**选段**
◆ ◆ ◆
在贪婪匹配下，.*(点星)会匹配尽可能多的字符。正则表达式中.*后面是\d+,也就是至少一个数字，因此.*就尽可能匹配多的字符，此时匹配了123456

非贪婪匹配是.*?,多一个？

content = 'Hello 1234567 World_This is a Regex Demo'
result = re.match('^He.*?(\d+).*Demo$', content)
print(result.group())
print(result.groups())
print(result.span())
结果
Hello 1234567 World_This is a Regex Demo
('1234567',)
(0, 40)
此时匹配到1234567

故而可知，贪婪匹配尽可能匹配多的字符；非贪婪匹配尽可能匹配少的字符
因此匹配时，字符串中间尽量使用非贪婪匹配

常用语法

匹配URL:

[a-zA-z]*://[^\s]*
[a-zA-z]* 匹配任意个字母   
[^\s]*  匹配非空白字符任意字符

匹配Email：

[\w!#$%&'*+/=?^_`{|}~-]+(?:\.[\w!#$%&'*+/=?^_`{|}~-]+)*@(?:[\w](?:[\w-]*[\w])?\.)+[\w](?:[\w-]*[\w])?

匹配形如1,232,123的字符串

(\d+\,?)+
◆ ◆ ◆
**所附材料**

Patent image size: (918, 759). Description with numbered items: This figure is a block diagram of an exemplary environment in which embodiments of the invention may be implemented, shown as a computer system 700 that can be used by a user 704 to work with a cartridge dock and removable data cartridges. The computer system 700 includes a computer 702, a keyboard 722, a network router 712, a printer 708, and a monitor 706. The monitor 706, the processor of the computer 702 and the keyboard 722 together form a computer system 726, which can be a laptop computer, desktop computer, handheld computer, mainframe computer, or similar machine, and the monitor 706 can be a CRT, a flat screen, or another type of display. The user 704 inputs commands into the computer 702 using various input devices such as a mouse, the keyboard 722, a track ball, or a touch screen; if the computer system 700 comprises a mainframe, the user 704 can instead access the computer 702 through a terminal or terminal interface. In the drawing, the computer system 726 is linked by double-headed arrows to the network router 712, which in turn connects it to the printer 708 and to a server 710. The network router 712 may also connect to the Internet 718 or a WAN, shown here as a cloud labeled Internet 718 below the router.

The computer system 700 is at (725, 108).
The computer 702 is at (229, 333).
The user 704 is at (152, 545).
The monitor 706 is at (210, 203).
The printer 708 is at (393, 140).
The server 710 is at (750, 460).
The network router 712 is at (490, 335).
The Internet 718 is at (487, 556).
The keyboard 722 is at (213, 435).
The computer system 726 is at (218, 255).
◆ ◆ ◆
**练习要求**
a. 将选段中以“非贪婪匹配是.*?,多一个？”起始、一直延续到“print(result.span())”为止的文字原样抄录下来。
b. 依据选段回答以下问题：
(i) 非贪婪匹配的写法是什么？
(ii) 示例中 result.span() 输出的结果是什么？
(iii) 匹配时，字符串中间应尽量使用哪种匹配？
完成本练习无需借助上述条目。

**参考答案**
a.
非贪婪匹配是.*?,多一个？

content = 'Hello 1234567 World_This is a Regex Demo'
result = re.match('^He.*?(\d+).*Demo$', content)
print(result.group())
print(result.groups())
print(result.span())

b.
(i) .*?
(ii) (0, 40)
(iii) 非贪婪匹配